## What the task asks
In the material below, find all lines with the string "núcleo" and copy them.

## The records
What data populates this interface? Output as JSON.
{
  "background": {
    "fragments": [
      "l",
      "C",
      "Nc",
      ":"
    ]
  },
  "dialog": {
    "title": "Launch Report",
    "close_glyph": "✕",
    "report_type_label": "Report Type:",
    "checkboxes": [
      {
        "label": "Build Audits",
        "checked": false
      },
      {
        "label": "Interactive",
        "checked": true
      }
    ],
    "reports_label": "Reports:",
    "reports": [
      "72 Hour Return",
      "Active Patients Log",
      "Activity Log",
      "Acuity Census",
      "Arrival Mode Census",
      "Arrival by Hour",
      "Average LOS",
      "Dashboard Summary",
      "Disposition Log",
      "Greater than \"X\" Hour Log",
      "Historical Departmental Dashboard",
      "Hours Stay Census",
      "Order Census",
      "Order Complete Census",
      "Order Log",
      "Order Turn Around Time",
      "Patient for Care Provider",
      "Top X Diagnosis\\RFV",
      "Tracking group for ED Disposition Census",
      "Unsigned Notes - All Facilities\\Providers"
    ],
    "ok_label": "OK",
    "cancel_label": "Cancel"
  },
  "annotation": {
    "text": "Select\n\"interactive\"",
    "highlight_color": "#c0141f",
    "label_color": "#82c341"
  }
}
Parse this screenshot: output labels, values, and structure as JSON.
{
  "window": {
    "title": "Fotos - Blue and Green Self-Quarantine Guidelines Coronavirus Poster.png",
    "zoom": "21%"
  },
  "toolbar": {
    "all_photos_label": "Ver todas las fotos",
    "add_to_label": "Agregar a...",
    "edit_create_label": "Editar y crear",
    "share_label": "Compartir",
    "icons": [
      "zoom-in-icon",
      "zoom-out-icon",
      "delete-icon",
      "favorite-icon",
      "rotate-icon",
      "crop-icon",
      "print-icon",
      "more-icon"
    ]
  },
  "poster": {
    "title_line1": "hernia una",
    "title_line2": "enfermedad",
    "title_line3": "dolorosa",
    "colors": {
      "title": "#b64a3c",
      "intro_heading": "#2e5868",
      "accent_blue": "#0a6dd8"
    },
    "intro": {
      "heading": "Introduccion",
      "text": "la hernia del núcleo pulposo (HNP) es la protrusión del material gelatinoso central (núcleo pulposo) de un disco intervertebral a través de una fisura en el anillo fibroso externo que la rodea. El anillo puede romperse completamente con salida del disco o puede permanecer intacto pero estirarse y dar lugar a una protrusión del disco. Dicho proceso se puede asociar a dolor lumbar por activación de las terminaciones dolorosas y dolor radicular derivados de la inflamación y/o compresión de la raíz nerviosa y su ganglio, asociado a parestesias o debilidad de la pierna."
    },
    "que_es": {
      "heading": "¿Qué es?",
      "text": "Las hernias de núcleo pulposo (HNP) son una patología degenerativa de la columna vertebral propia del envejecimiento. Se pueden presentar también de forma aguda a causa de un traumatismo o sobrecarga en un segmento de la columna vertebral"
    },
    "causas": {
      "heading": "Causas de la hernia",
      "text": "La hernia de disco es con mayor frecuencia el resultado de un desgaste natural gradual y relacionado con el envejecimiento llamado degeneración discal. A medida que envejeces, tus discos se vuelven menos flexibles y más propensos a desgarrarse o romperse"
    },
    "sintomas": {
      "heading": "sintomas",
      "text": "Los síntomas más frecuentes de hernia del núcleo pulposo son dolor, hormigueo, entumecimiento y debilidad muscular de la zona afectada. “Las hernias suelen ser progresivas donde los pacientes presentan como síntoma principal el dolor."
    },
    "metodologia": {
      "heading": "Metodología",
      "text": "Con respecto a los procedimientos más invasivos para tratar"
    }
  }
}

...

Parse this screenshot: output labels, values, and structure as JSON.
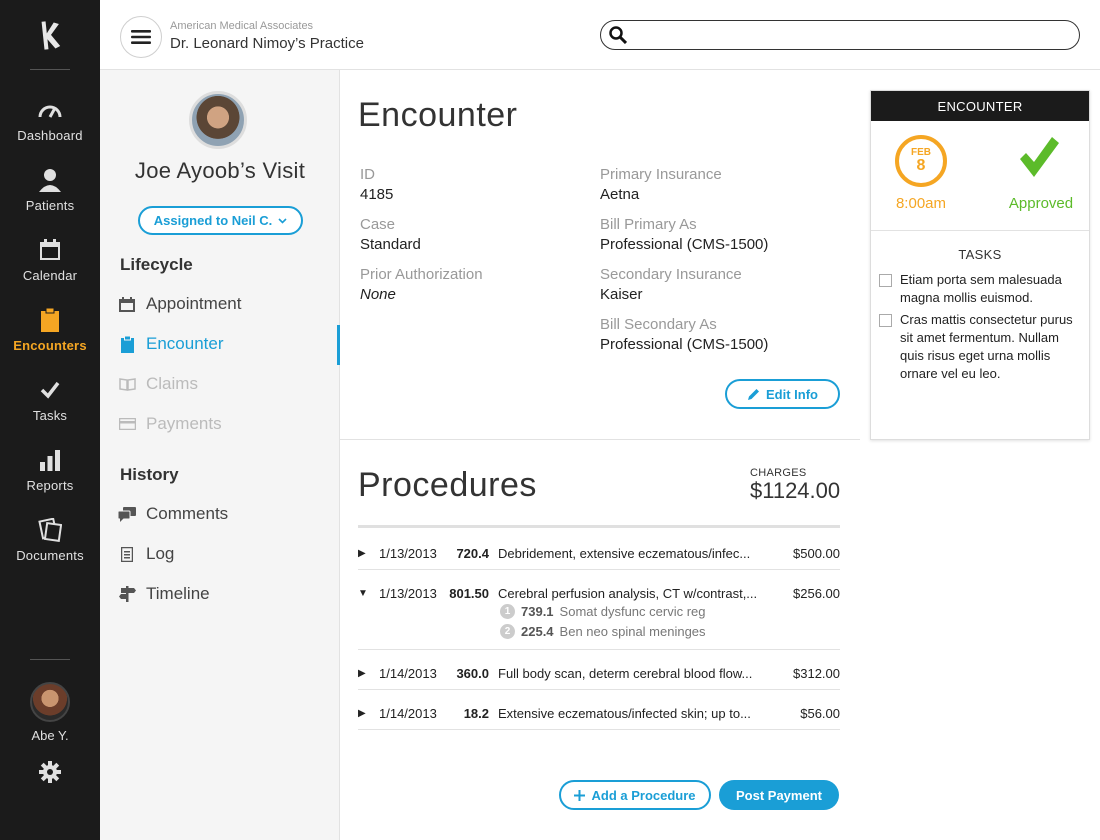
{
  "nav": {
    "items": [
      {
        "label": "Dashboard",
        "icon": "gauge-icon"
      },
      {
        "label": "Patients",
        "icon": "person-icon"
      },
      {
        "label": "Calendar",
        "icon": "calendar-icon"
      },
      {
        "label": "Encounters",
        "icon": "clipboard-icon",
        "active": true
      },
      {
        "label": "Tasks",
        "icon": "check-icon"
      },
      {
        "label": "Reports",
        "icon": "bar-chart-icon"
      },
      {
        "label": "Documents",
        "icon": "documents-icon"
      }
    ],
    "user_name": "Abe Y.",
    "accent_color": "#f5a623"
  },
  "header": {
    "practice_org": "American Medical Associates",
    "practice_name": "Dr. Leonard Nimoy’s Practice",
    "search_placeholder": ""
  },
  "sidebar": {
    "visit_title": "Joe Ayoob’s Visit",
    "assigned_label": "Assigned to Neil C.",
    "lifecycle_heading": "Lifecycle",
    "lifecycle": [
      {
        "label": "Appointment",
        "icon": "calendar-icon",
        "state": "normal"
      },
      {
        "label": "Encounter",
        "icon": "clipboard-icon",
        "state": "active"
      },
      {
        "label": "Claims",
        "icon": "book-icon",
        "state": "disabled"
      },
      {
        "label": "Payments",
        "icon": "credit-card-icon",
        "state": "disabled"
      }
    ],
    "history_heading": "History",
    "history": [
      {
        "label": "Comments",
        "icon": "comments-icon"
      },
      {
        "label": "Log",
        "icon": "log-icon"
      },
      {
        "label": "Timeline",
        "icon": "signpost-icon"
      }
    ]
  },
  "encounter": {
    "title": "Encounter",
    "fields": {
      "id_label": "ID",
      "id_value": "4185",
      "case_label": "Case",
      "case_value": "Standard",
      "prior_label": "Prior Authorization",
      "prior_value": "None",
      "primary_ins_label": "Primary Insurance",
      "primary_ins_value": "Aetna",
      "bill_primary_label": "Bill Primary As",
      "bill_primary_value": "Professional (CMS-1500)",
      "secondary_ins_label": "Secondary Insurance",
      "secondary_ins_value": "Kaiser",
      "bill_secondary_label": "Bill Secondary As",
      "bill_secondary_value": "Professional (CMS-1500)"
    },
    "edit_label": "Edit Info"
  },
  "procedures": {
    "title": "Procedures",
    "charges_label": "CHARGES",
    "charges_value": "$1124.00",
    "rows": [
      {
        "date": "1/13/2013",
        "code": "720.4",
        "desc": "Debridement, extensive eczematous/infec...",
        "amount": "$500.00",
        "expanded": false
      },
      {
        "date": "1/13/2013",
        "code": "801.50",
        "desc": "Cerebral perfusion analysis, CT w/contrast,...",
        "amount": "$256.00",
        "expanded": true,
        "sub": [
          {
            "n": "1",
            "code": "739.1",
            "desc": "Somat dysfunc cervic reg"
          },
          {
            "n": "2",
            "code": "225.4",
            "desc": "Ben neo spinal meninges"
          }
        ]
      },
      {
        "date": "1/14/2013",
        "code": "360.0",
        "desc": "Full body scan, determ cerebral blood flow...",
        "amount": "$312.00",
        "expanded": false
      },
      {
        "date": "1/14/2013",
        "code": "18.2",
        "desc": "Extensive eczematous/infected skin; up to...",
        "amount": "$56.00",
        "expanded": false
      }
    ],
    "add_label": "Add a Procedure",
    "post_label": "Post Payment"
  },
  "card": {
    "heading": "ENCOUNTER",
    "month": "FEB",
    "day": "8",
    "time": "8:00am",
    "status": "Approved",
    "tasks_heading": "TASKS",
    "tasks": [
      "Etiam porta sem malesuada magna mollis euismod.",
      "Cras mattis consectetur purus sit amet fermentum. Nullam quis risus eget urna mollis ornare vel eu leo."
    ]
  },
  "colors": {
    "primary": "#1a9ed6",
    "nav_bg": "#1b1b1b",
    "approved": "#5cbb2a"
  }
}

## Final answer
      "text": "la hernia del núcleo pulposo (HNP) es la protrusión del material gelatinoso central (núcleo pulposo) de un disco intervertebral a través de una fisura en el anillo fibroso externo que la rodea. El anillo puede romperse completamente con salida del disco o puede permanecer intacto pero estirarse y dar lugar a una protrusión del disco. Dicho proceso se puede asociar a dolor lumbar por activación de las terminaciones dolorosas y dolor radicular derivados de la inflamación y/o compresión de la raíz nerviosa y su ganglio, asociado a parestesias o debilidad de la pierna."
      "text": "Las hernias de núcleo pulposo (HNP) son una patología degenerativa de la columna vertebral propia del envejecimiento. Se pueden presentar también de forma aguda a causa de un traumatismo o sobrecarga en un segmento de la columna vertebral"
      "text": "Los síntomas más frecuentes de hernia del núcleo pulposo son dolor, hormigueo, entumecimiento y debilidad muscular de la zona afectada. “Las hernias suelen ser progresivas donde los pacientes presentan como síntoma principal el dolor."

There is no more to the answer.